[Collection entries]
-------------------------
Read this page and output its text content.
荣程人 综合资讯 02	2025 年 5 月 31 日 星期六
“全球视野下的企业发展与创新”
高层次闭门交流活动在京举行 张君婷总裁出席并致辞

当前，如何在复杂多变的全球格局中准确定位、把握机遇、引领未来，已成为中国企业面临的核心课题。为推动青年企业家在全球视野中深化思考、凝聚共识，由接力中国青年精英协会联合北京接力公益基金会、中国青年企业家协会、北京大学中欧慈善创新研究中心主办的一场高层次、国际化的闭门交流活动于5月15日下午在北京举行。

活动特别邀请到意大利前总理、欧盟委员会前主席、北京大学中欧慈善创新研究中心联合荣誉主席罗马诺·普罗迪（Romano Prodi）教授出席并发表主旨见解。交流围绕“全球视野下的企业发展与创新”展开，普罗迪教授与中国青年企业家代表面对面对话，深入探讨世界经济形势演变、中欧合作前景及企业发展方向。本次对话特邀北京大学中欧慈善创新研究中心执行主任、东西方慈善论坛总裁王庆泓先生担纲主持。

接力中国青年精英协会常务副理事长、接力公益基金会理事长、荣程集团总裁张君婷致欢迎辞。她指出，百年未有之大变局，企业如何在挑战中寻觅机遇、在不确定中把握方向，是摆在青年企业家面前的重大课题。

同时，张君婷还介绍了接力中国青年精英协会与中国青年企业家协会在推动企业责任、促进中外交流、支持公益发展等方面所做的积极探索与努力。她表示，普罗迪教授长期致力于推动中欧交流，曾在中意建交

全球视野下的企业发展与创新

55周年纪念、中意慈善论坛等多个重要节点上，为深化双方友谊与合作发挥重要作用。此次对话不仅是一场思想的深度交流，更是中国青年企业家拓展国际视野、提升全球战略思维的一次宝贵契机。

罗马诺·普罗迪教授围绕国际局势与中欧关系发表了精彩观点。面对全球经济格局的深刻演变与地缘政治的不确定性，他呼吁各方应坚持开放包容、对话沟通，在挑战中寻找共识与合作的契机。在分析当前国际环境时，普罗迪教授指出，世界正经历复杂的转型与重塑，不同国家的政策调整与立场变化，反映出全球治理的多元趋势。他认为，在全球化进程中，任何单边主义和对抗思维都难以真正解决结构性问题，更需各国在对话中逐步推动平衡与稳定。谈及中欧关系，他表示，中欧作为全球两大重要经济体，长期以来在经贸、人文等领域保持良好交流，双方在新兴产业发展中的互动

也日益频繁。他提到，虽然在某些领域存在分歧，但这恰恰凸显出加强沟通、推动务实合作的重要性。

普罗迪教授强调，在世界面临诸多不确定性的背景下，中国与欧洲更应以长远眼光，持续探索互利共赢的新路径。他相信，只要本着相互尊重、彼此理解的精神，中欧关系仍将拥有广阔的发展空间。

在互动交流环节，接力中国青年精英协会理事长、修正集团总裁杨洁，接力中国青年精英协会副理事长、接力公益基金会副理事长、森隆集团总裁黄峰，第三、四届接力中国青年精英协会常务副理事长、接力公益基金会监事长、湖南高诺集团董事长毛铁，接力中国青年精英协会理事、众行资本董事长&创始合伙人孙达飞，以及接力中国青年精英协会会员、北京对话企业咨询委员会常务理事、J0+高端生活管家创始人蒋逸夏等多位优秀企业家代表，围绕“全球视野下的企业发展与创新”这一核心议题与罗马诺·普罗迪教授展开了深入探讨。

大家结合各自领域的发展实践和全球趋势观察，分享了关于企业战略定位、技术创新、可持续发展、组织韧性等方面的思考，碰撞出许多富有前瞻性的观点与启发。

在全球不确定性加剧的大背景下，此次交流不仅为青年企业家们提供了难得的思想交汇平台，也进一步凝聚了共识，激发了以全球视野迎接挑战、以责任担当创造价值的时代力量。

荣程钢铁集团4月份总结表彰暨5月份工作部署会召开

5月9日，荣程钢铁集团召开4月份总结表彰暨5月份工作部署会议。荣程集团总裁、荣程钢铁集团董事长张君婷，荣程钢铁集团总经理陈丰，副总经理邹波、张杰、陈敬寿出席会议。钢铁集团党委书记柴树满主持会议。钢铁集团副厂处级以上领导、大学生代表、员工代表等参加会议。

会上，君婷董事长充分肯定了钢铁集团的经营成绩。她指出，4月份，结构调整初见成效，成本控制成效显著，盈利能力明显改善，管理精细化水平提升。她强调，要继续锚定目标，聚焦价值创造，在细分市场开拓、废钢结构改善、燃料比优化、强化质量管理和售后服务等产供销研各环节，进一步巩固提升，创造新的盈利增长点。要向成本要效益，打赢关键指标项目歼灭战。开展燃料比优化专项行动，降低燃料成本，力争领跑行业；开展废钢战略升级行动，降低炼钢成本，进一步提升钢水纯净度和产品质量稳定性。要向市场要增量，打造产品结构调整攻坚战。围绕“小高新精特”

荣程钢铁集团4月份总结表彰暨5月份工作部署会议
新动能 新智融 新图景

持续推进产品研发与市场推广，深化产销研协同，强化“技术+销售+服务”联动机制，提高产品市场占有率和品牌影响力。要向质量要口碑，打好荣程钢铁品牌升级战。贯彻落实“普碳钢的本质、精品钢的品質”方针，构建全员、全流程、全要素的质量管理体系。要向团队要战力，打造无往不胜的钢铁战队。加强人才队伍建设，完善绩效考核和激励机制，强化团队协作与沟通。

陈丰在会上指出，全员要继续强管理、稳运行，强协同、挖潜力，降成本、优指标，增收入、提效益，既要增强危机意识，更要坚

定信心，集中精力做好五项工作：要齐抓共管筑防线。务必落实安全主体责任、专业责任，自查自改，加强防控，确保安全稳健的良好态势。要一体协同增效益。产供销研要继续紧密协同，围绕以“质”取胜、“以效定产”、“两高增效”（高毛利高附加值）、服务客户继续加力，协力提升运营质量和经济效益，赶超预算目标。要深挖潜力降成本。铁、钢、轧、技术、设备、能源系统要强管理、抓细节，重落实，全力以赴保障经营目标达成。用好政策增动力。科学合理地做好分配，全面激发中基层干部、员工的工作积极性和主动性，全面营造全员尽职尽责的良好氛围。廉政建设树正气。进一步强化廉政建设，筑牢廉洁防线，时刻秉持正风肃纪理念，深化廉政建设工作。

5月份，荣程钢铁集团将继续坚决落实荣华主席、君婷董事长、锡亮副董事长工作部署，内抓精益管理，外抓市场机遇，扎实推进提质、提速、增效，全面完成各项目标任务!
-------------------------
STATED EXERCISE | Copy all the records above precisely.

RESULT OF THIS TASK |
Read this page and output its text content.
荣程人 综合资讯 02	2025 年 5 月 31 日 星期六
“全球视野下的企业发展与创新”
高层次闭门交流活动在京举行 张君婷总裁出席并致辞

当前，如何在复杂多变的全球格局中准确定位、把握机遇、引领未来，已成为中国企业面临的核心课题。为推动青年企业家在全球视野中深化思考、凝聚共识，由接力中国青年精英协会联合北京接力公益基金会、中国青年企业家协会、北京大学中欧慈善创新研究中心主办的一场高层次、国际化的闭门交流活动于5月15日下午在北京举行。

活动特别邀请到意大利前总理、欧盟委员会前主席、北京大学中欧慈善创新研究中心联合荣誉主席罗马诺·普罗迪（Romano Prodi）教授出席并发表主旨见解。交流围绕“全球视野下的企业发展与创新”展开，普罗迪教授与中国青年企业家代表面对面对话，深入探讨世界经济形势演变、中欧合作前景及企业发展方向。本次对话特邀北京大学中欧慈善创新研究中心执行主任、东西方慈善论坛总裁王庆泓先生担纲主持。

接力中国青年精英协会常务副理事长、接力公益基金会理事长、荣程集团总裁张君婷致欢迎辞。她指出，百年未有之大变局，企业如何在挑战中寻觅机遇、在不确定中把握方向，是摆在青年企业家面前的重大课题。

同时，张君婷还介绍了接力中国青年精英协会与中国青年企业家协会在推动企业责任、促进中外交流、支持公益发展等方面所做的积极探索与努力。她表示，普罗迪教授长期致力于推动中欧交流，曾在中意建交

全球视野下的企业发展与创新

55周年纪念、中意慈善论坛等多个重要节点上，为深化双方友谊与合作发挥重要作用。此次对话不仅是一场思想的深度交流，更是中国青年企业家拓展国际视野、提升全球战略思维的一次宝贵契机。

罗马诺·普罗迪教授围绕国际局势与中欧关系发表了精彩观点。面对全球经济格局的深刻演变与地缘政治的不确定性，他呼吁各方应坚持开放包容、对话沟通，在挑战中寻找共识与合作的契机。在分析当前国际环境时，普罗迪教授指出，世界正经历复杂的转型与重塑，不同国家的政策调整与立场变化，反映出全球治理的多元趋势。他认为，在全球化进程中，任何单边主义和对抗思维都难以真正解决结构性问题，更需各国在对话中逐步推动平衡与稳定。谈及中欧关系，他表示，中欧作为全球两大重要经济体，长期以来在经贸、人文等领域保持良好交流，双方在新兴产业发展中的互动

也日益频繁。他提到，虽然在某些领域存在分歧，但这恰恰凸显出加强沟通、推动务实合作的重要性。

普罗迪教授强调，在世界面临诸多不确定性的背景下，中国与欧洲更应以长远眼光，持续探索互利共赢的新路径。他相信，只要本着相互尊重、彼此理解的精神，中欧关系仍将拥有广阔的发展空间。

在互动交流环节，接力中国青年精英协会理事长、修正集团总裁杨洁，接力中国青年精英协会副理事长、接力公益基金会副理事长、森隆集团总裁黄峰，第三、四届接力中国青年精英协会常务副理事长、接力公益基金会监事长、湖南高诺集团董事长毛铁，接力中国青年精英协会理事、众行资本董事长&创始合伙人孙达飞，以及接力中国青年精英协会会员、北京对话企业咨询委员会常务理事、J0+高端生活管家创始人蒋逸夏等多位优秀企业家代表，围绕“全球视野下的企业发展与创新”这一核心议题与罗马诺·普罗迪教授展开了深入探讨。

大家结合各自领域的发展实践和全球趋势观察，分享了关于企业战略定位、技术创新、可持续发展、组织韧性等方面的思考，碰撞出许多富有前瞻性的观点与启发。

在全球不确定性加剧的大背景下，此次交流不仅为青年企业家们提供了难得的思想交汇平台，也进一步凝聚了共识，激发了以全球视野迎接挑战、以责任担当创造价值的时代力量。

荣程钢铁集团4月份总结表彰暨5月份工作部署会召开

5月9日，荣程钢铁集团召开4月份总结表彰暨5月份工作部署会议。荣程集团总裁、荣程钢铁集团董事长张君婷，荣程钢铁集团总经理陈丰，副总经理邹波、张杰、陈敬寿出席会议。钢铁集团党委书记柴树满主持会议。钢铁集团副厂处级以上领导、大学生代表、员工代表等参加会议。

会上，君婷董事长充分肯定了钢铁集团的经营成绩。她指出，4月份，结构调整初见成效，成本控制成效显著，盈利能力明显改善，管理精细化水平提升。她强调，要继续锚定目标，聚焦价值创造，在细分市场开拓、废钢结构改善、燃料比优化、强化质量管理和售后服务等产供销研各环节，进一步巩固提升，创造新的盈利增长点。要向成本要效益，打赢关键指标项目歼灭战。开展燃料比优化专项行动，降低燃料成本，力争领跑行业；开展废钢战略升级行动，降低炼钢成本，进一步提升钢水纯净度和产品质量稳定性。要向市场要增量，打造产品结构调整攻坚战。围绕“小高新精特”

荣程钢铁集团4月份总结表彰暨5月份工作部署会议
新动能 新智融 新图景

持续推进产品研发与市场推广，深化产销研协同，强化“技术+销售+服务”联动机制，提高产品市场占有率和品牌影响力。要向质量要口碑，打好荣程钢铁品牌升级战。贯彻落实“普碳钢的本质、精品钢的品質”方针，构建全员、全流程、全要素的质量管理体系。要向团队要战力，打造无往不胜的钢铁战队。加强人才队伍建设，完善绩效考核和激励机制，强化团队协作与沟通。

陈丰在会上指出，全员要继续强管理、稳运行，强协同、挖潜力，降成本、优指标，增收入、提效益，既要增强危机意识，更要坚

定信心，集中精力做好五项工作：要齐抓共管筑防线。务必落实安全主体责任、专业责任，自查自改，加强防控，确保安全稳健的良好态势。要一体协同增效益。产供销研要继续紧密协同，围绕以“质”取胜、“以效定产”、“两高增效”（高毛利高附加值）、服务客户继续加力，协力提升运营质量和经济效益，赶超预算目标。要深挖潜力降成本。铁、钢、轧、技术、设备、能源系统要强管理、抓细节，重落实，全力以赴保障经营目标达成。用好政策增动力。科学合理地做好分配，全面激发中基层干部、员工的工作积极性和主动性，全面营造全员尽职尽责的良好氛围。廉政建设树正气。进一步强化廉政建设，筑牢廉洁防线，时刻秉持正风肃纪理念，深化廉政建设工作。

5月份，荣程钢铁集团将继续坚决落实荣华主席、君婷董事长、锡亮副董事长工作部署，内抓精益管理，外抓市场机遇，扎实推进提质、提速、增效，全面完成各项目标任务!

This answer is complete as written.